What you need to do: Which lines in the data contain the word "SLETTENGREN"? Please copy each of them.

[Text content records for pages]
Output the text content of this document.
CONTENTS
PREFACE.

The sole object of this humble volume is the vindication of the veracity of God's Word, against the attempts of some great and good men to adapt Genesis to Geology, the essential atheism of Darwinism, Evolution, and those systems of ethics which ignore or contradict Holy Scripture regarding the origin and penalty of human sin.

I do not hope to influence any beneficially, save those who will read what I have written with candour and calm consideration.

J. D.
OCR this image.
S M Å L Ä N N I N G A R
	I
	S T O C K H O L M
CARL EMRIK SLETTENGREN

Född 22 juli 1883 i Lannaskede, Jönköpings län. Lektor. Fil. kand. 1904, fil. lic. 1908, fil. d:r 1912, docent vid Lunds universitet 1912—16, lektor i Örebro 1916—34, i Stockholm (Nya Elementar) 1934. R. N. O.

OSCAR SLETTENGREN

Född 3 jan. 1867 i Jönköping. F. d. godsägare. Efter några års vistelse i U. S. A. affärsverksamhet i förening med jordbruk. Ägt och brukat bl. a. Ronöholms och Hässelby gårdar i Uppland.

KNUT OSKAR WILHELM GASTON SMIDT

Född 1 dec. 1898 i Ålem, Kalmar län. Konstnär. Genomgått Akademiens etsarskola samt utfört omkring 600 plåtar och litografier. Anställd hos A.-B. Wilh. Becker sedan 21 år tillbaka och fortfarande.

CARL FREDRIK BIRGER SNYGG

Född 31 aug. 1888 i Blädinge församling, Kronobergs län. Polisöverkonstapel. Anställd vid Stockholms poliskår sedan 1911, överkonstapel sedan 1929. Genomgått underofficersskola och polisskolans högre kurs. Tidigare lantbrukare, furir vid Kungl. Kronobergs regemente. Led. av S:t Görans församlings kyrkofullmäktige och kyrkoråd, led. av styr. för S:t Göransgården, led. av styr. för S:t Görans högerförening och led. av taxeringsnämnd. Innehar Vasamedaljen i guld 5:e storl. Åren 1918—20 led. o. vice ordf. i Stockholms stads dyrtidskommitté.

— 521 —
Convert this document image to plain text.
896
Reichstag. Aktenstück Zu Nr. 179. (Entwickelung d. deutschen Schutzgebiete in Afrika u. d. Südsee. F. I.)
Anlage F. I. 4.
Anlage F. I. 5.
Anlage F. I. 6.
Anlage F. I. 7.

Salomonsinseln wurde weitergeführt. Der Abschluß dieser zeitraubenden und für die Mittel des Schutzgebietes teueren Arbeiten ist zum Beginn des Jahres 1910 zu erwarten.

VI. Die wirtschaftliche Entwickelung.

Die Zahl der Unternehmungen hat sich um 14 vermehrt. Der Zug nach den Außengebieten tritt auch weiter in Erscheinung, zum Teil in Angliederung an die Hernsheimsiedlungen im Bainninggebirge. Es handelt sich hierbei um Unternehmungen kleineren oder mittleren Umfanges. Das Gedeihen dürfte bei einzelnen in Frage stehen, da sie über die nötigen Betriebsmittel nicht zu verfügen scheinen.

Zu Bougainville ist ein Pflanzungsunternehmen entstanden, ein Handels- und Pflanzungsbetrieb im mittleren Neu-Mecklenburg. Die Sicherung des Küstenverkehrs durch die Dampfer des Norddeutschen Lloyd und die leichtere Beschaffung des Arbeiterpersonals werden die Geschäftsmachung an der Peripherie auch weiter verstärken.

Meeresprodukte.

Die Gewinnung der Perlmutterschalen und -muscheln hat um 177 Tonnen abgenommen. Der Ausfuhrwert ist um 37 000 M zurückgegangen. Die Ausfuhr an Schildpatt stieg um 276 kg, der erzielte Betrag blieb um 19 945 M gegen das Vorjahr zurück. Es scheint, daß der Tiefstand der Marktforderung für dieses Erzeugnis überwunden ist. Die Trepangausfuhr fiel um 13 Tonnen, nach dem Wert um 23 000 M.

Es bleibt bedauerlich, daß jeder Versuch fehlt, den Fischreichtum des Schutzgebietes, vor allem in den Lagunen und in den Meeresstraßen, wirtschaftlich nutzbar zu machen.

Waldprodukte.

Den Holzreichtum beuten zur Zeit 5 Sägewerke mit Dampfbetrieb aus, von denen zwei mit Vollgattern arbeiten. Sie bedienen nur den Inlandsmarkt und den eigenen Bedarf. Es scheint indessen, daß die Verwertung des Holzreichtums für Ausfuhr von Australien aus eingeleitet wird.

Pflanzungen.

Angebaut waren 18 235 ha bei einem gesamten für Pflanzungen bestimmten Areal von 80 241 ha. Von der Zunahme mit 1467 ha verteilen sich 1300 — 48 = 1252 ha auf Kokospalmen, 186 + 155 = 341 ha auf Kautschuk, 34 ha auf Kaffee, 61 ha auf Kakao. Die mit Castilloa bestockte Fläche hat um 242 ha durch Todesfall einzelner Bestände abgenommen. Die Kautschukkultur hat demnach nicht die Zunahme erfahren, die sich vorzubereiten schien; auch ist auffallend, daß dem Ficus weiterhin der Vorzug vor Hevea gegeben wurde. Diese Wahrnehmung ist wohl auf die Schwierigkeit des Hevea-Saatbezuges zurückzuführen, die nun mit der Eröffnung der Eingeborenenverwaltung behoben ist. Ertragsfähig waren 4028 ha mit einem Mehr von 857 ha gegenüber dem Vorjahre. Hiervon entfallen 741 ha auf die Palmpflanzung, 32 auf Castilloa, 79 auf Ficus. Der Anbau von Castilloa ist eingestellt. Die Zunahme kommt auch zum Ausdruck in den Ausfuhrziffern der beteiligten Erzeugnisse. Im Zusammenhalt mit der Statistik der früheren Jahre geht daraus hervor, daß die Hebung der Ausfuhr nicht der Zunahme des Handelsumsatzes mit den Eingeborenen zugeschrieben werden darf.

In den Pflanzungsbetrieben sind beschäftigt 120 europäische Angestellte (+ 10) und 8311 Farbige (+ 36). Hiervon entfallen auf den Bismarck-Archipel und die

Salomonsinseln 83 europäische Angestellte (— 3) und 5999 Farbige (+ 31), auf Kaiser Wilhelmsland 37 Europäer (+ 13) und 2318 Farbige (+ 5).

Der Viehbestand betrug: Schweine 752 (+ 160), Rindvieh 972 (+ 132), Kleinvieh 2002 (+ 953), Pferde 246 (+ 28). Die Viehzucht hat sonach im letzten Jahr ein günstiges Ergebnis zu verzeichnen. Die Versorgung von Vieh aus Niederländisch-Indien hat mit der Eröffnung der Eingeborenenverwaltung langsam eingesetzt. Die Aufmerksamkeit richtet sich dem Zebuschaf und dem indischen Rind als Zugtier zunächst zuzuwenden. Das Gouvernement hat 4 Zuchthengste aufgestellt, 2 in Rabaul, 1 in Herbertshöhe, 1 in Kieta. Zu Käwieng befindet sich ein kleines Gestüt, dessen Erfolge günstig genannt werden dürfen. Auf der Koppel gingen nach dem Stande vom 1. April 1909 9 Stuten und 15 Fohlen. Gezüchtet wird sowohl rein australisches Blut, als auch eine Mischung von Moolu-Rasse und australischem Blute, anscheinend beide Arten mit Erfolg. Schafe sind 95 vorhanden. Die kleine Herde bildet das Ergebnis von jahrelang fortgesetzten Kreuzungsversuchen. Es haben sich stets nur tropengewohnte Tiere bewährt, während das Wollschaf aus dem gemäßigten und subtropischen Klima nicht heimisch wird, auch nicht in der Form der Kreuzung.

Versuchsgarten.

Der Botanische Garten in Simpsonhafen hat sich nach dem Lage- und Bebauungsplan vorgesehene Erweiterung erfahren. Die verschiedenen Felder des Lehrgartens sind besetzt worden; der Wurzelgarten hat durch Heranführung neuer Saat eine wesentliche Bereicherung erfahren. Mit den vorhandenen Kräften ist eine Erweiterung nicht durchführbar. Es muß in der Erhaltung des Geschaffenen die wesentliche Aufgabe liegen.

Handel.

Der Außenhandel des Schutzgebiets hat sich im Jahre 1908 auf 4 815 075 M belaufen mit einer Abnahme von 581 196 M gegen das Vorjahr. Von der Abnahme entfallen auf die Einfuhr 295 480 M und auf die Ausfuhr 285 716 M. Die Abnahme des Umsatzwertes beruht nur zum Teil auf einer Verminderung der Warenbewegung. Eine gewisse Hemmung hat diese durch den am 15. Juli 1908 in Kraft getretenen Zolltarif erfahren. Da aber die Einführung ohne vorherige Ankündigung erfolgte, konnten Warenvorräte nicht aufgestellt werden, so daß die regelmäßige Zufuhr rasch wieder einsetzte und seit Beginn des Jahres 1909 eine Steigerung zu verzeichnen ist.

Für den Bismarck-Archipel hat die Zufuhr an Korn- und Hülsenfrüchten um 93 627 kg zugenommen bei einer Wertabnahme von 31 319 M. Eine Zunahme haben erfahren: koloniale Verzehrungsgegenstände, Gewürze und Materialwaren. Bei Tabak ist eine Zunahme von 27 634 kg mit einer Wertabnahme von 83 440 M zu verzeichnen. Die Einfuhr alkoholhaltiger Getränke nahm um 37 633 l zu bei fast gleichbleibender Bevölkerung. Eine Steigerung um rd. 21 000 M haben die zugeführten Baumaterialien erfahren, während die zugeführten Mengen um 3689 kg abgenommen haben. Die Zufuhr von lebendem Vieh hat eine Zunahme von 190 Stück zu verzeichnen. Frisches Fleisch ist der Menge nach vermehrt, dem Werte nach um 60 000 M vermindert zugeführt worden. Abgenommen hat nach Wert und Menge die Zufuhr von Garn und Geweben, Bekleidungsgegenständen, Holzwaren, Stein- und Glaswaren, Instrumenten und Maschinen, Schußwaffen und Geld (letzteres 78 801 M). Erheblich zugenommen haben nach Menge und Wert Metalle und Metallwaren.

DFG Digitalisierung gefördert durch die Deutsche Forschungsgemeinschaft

Output for this task:
CARL EMRIK SLETTENGREN
OSCAR SLETTENGREN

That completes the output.